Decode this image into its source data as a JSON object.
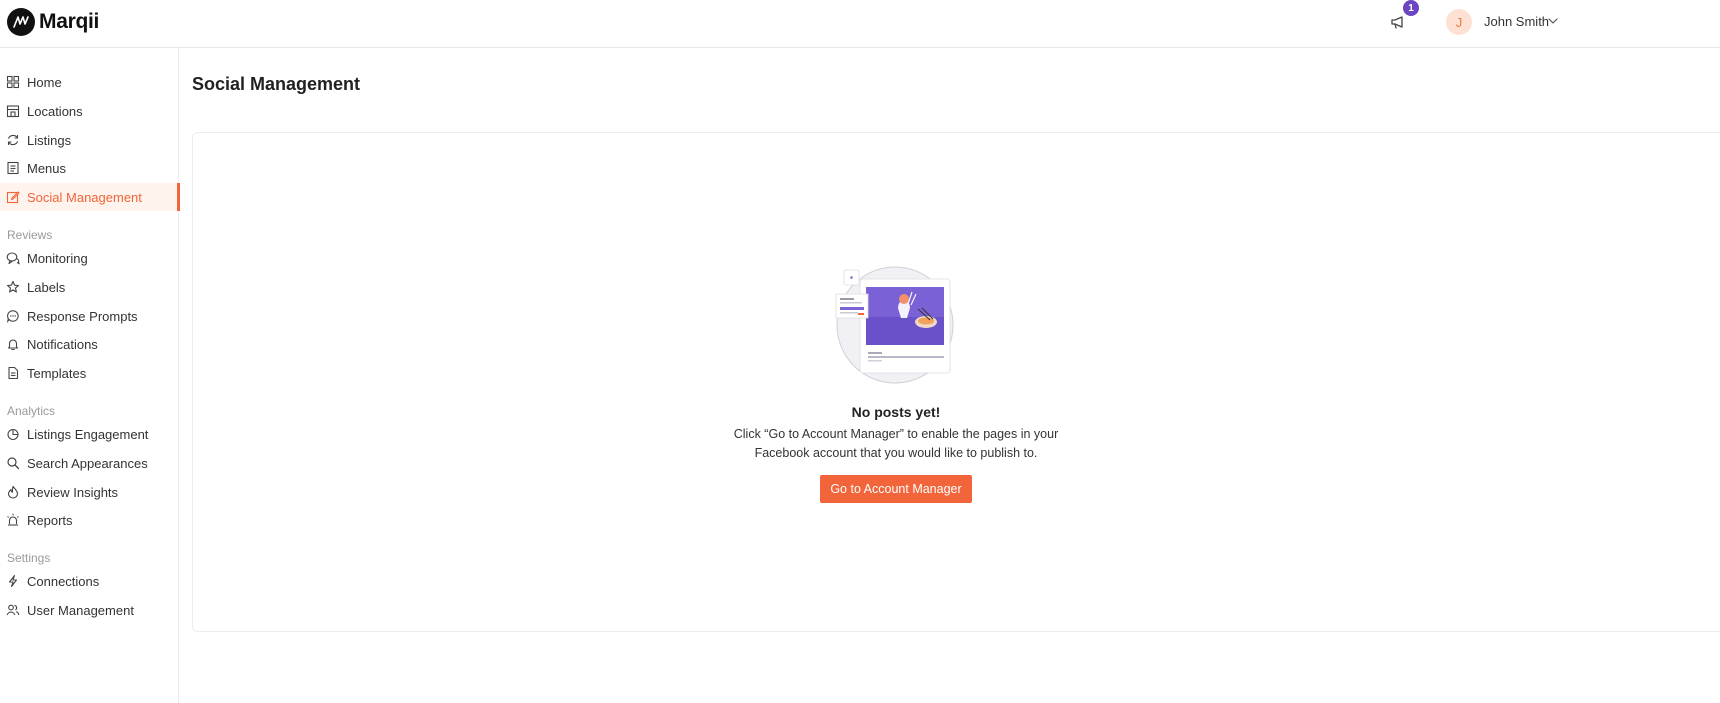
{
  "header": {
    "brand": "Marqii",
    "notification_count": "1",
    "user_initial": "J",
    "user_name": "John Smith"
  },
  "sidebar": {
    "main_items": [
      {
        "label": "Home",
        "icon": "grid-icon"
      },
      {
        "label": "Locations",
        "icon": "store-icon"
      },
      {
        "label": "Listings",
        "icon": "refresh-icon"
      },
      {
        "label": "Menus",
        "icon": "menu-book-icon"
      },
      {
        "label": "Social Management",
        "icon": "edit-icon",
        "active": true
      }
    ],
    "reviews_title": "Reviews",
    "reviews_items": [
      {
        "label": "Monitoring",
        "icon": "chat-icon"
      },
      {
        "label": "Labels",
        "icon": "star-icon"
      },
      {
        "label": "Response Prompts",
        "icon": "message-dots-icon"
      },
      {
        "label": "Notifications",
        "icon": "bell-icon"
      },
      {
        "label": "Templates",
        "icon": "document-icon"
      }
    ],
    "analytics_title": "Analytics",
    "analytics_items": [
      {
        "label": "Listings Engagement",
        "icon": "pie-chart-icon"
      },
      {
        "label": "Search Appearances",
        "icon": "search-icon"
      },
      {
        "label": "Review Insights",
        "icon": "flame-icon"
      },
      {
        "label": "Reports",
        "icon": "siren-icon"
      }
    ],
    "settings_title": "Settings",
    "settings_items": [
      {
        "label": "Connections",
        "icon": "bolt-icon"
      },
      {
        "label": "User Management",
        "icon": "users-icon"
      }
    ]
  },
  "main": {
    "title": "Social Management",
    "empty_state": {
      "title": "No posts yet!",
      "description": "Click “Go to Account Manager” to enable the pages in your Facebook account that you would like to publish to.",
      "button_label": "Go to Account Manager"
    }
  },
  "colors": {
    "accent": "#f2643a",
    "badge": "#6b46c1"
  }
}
┄┄┄┄┄┄┄┄┄┄
### WORK REQUIRED
Leaving the pictures aside, transcribe the entire listing exactly.

### COMPLETE OUTPUT
Decode this image into its source data as a JSON object.
{
  "header": {
    "brand": "Marqii",
    "notification_count": "1",
    "user_initial": "J",
    "user_name": "John Smith"
  },
  "sidebar": {
    "main_items": [
      {
        "label": "Home",
        "icon": "grid-icon"
      },
      {
        "label": "Locations",
        "icon": "store-icon"
      },
      {
        "label": "Listings",
        "icon": "refresh-icon"
      },
      {
        "label": "Menus",
        "icon": "menu-book-icon"
      },
      {
        "label": "Social Management",
        "icon": "edit-icon",
        "active": true
      }
    ],
    "reviews_title": "Reviews",
    "reviews_items": [
      {
        "label": "Monitoring",
        "icon": "chat-icon"
      },
      {
        "label": "Labels",
        "icon": "star-icon"
      },
      {
        "label": "Response Prompts",
        "icon": "message-dots-icon"
      },
      {
        "label": "Notifications",
        "icon": "bell-icon"
      },
      {
        "label": "Templates",
        "icon": "document-icon"
      }
    ],
    "analytics_title": "Analytics",
    "analytics_items": [
      {
        "label": "Listings Engagement",
        "icon": "pie-chart-icon"
      },
      {
        "label": "Search Appearances",
        "icon": "search-icon"
      },
      {
        "label": "Review Insights",
        "icon": "flame-icon"
      },
      {
        "label": "Reports",
        "icon": "siren-icon"
      }
    ],
    "settings_title": "Settings",
    "settings_items": [
      {
        "label": "Connections",
        "icon": "bolt-icon"
      },
      {
        "label": "User Management",
        "icon": "users-icon"
      }
    ]
  },
  "main": {
    "title": "Social Management",
    "empty_state": {
      "title": "No posts yet!",
      "description": "Click “Go to Account Manager” to enable the pages in your Facebook account that you would like to publish to.",
      "button_label": "Go to Account Manager"
    }
  },
  "colors": {
    "accent": "#f2643a",
    "badge": "#6b46c1"
  }
}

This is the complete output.